:: Problem description ::
Hunt for the word "detached" across the entries below, copying each line that holds it.

:: Input material ::
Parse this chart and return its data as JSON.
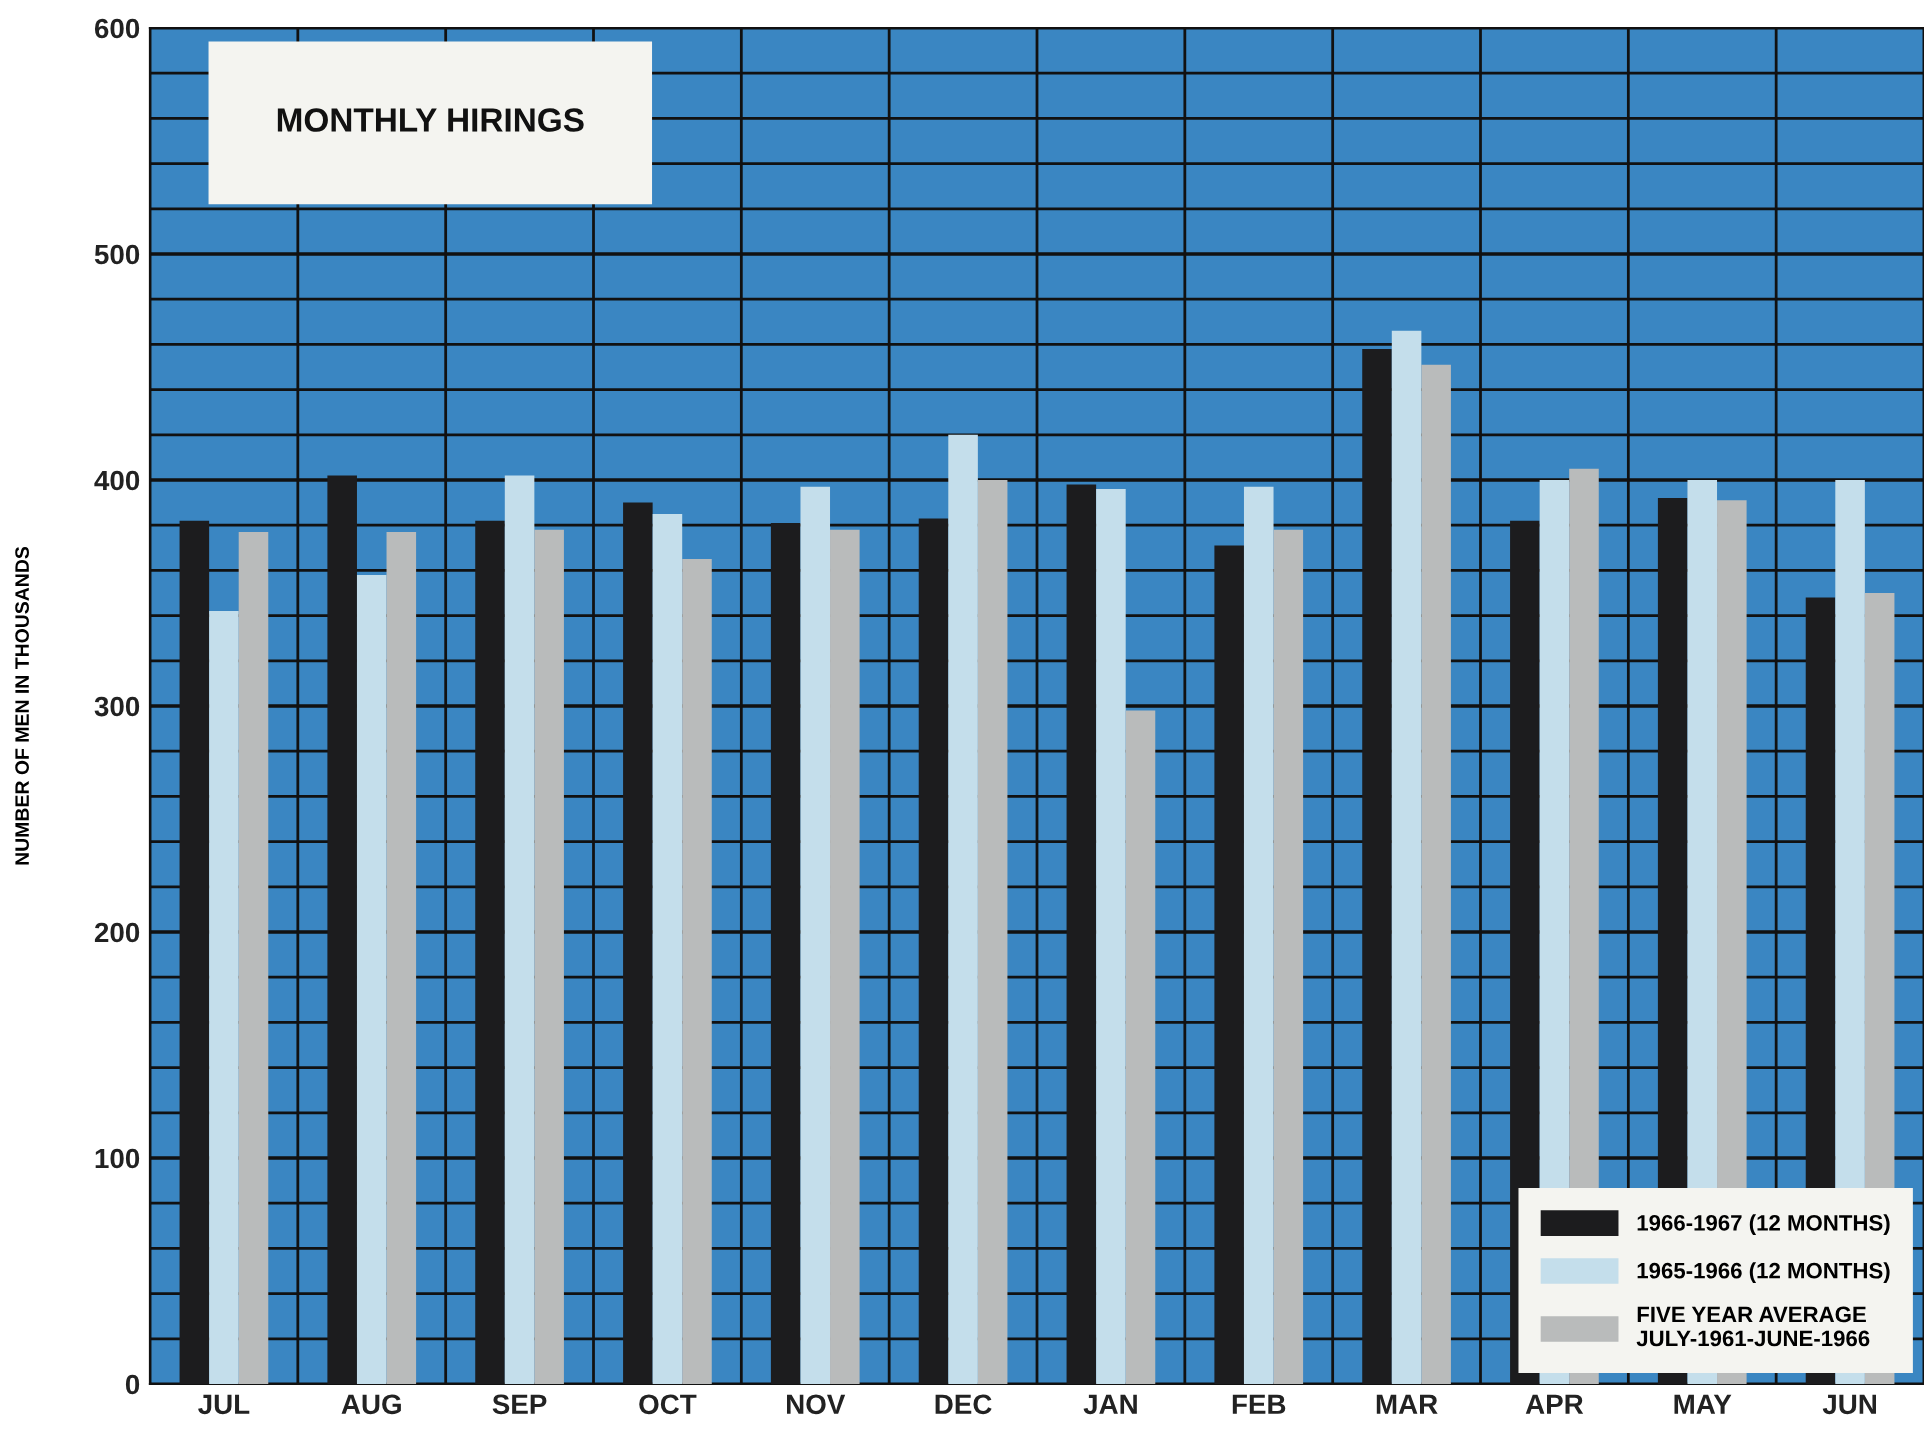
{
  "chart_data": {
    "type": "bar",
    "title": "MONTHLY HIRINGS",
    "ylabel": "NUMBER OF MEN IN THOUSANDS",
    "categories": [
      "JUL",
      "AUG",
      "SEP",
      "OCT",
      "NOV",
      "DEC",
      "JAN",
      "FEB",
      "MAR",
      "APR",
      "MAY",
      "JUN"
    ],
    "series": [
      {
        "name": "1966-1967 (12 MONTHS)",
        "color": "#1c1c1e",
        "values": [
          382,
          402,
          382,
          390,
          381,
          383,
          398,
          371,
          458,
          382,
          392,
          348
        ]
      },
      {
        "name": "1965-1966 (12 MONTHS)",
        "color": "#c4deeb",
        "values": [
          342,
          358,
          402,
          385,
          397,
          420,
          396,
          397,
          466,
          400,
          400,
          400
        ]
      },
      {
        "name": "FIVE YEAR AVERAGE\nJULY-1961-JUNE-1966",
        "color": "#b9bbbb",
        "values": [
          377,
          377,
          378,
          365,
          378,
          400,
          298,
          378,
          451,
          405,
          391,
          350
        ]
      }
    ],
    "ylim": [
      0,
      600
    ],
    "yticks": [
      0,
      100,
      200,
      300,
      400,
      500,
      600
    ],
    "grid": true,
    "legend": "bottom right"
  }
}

---

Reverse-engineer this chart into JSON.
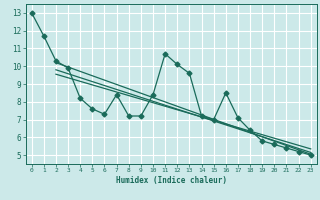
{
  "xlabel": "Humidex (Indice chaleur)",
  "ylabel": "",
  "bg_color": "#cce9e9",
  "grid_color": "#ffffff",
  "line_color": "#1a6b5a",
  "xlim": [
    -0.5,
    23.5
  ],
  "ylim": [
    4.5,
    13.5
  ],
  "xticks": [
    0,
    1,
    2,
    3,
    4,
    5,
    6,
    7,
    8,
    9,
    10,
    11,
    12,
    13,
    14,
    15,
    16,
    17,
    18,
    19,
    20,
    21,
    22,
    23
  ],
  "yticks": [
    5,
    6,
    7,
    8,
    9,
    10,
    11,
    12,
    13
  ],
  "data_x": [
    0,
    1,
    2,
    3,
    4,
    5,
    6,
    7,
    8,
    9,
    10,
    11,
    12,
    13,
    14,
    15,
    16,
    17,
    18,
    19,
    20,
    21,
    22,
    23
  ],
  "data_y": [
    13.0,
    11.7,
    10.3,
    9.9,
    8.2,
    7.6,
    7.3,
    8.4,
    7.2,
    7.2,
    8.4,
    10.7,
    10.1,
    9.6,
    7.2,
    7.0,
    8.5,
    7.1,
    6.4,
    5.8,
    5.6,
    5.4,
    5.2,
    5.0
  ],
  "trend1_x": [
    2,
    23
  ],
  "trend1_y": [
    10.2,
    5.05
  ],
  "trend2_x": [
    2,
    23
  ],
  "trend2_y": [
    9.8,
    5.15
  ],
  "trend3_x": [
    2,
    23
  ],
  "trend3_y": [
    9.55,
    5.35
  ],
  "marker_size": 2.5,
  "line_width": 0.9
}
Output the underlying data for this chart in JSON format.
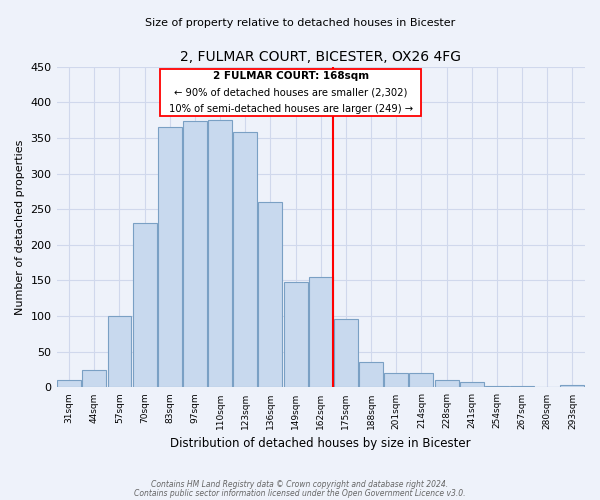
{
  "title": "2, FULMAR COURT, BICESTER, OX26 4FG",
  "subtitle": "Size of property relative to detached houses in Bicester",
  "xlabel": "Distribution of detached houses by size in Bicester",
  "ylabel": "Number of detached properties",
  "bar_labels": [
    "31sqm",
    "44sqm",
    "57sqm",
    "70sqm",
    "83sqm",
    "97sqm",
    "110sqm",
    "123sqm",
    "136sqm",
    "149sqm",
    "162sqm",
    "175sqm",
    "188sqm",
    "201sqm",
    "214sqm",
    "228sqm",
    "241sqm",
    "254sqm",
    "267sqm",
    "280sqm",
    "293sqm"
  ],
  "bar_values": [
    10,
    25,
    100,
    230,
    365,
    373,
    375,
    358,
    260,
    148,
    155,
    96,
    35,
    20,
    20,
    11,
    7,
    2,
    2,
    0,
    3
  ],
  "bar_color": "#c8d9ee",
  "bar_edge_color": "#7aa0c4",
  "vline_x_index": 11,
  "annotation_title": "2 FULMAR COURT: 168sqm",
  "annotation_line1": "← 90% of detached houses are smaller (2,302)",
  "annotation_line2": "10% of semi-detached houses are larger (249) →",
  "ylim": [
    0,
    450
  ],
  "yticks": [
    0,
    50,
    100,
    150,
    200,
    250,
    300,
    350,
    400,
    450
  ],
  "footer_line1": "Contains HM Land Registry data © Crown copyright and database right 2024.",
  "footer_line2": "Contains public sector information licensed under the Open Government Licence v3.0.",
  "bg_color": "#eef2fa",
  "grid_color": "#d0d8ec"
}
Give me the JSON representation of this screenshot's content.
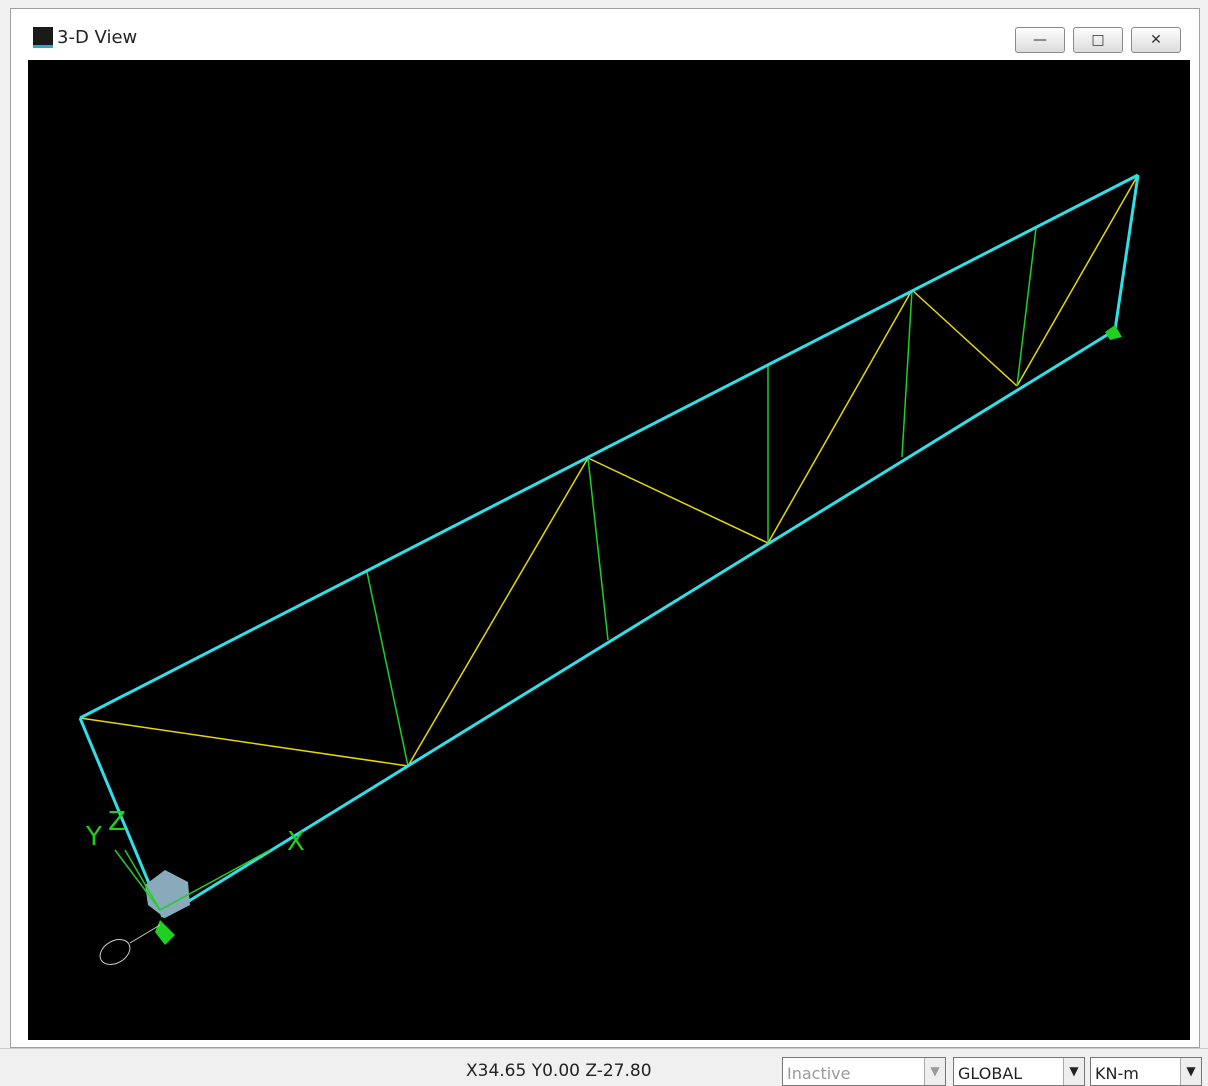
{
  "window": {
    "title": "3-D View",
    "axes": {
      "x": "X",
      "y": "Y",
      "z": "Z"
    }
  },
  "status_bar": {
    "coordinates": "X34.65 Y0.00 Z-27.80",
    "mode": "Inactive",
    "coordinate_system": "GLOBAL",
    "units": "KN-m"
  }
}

--

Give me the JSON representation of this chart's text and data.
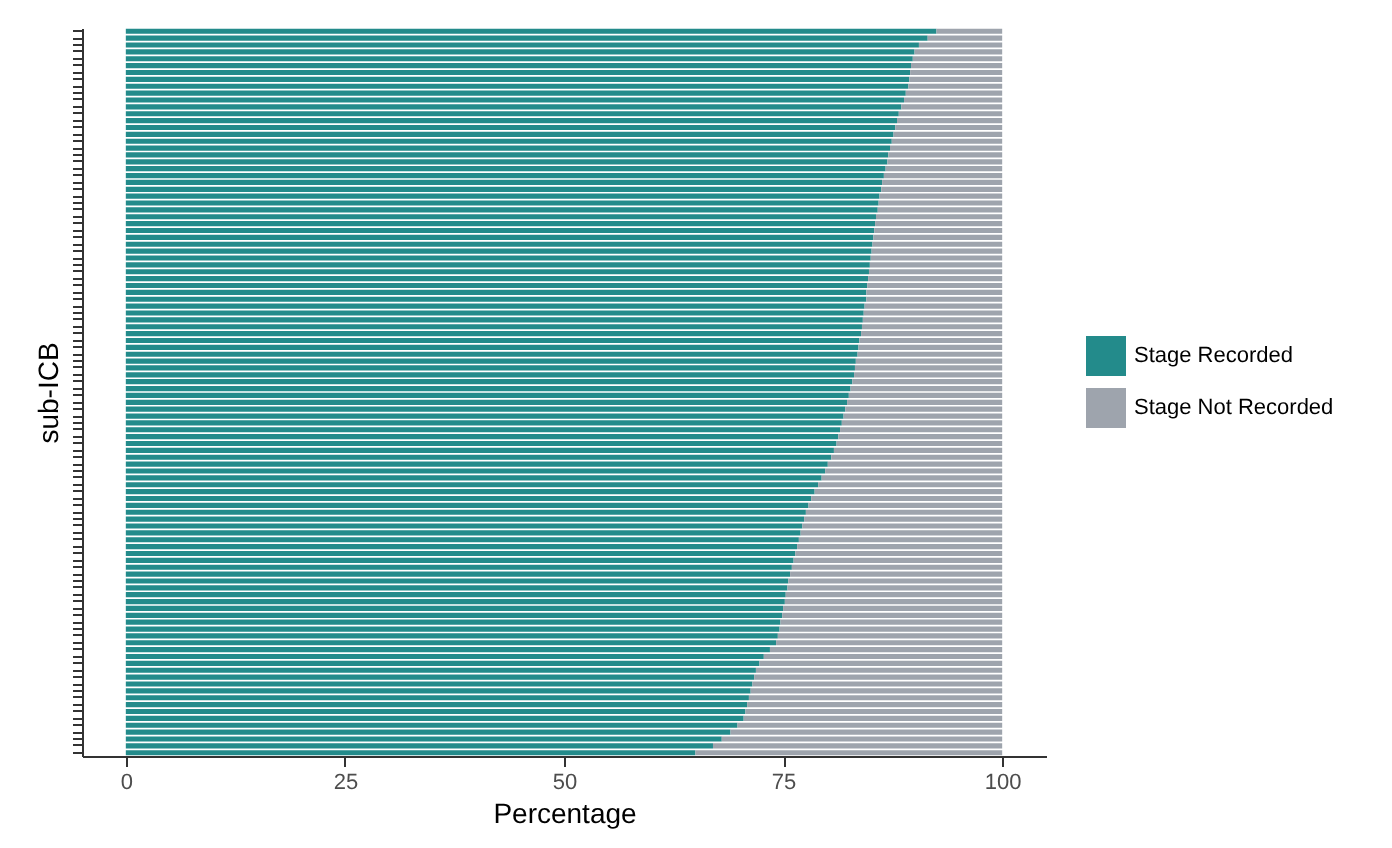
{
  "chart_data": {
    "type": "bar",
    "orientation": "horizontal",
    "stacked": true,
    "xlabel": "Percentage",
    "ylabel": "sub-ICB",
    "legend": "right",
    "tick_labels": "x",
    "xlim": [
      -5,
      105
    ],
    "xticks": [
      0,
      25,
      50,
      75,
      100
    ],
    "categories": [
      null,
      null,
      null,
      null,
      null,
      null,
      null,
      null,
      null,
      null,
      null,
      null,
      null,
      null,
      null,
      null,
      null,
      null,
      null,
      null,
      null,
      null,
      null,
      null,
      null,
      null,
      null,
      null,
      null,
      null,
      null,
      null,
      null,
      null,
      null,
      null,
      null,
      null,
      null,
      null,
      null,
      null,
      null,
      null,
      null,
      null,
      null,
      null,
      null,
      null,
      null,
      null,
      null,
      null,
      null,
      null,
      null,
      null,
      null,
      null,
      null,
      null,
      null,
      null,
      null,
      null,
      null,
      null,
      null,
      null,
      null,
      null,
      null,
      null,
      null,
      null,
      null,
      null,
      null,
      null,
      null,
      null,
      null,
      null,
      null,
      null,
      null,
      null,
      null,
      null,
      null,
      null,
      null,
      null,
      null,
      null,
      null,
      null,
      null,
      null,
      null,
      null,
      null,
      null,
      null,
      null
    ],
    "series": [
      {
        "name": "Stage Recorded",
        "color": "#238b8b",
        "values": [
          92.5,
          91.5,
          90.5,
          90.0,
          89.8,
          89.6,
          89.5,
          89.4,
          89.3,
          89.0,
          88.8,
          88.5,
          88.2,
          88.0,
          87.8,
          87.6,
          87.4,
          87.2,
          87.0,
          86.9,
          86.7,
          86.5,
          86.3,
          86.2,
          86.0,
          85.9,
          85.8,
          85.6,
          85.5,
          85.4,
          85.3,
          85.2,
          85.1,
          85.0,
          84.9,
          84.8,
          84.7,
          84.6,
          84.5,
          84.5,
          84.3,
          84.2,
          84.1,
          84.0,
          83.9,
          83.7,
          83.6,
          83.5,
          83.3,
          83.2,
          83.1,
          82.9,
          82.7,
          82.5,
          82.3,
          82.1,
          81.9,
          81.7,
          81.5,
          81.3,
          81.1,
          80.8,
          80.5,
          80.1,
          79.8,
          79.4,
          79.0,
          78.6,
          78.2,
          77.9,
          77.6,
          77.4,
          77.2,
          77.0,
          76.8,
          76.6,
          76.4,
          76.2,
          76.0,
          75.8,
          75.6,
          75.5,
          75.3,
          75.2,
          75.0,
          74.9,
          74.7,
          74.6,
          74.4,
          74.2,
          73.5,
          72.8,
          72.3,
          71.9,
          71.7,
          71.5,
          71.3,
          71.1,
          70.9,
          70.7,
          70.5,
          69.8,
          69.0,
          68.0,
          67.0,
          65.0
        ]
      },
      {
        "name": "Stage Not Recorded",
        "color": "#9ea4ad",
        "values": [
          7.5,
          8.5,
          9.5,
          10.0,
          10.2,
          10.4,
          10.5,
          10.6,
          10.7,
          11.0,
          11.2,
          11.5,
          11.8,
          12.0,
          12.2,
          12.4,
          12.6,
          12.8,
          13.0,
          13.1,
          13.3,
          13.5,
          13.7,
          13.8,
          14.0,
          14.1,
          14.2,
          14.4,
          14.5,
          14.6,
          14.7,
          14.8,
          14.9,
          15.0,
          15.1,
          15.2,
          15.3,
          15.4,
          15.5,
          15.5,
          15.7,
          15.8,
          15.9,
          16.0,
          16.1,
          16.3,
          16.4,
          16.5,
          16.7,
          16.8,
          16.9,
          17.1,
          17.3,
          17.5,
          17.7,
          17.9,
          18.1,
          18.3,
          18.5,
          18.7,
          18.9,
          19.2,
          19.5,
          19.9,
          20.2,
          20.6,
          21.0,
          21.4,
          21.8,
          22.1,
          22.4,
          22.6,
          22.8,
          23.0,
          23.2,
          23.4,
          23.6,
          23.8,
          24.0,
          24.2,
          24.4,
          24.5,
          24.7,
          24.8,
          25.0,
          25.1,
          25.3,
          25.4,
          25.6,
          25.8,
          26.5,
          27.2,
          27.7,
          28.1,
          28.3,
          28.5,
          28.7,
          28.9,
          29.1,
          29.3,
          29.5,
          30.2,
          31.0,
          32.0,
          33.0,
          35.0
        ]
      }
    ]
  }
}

:: Result below ::
  "subtitle": "Size of property relative to detached houses in Bicester",
  "xlabel": "Distribution of detached houses by size in Bicester",
  "ylabel": "Number of detached properties",
  "annotation_line1": "← 90% of detached houses are smaller (2,302)",
  "annotation_line2": "10% of semi-detached houses are larger (249) →",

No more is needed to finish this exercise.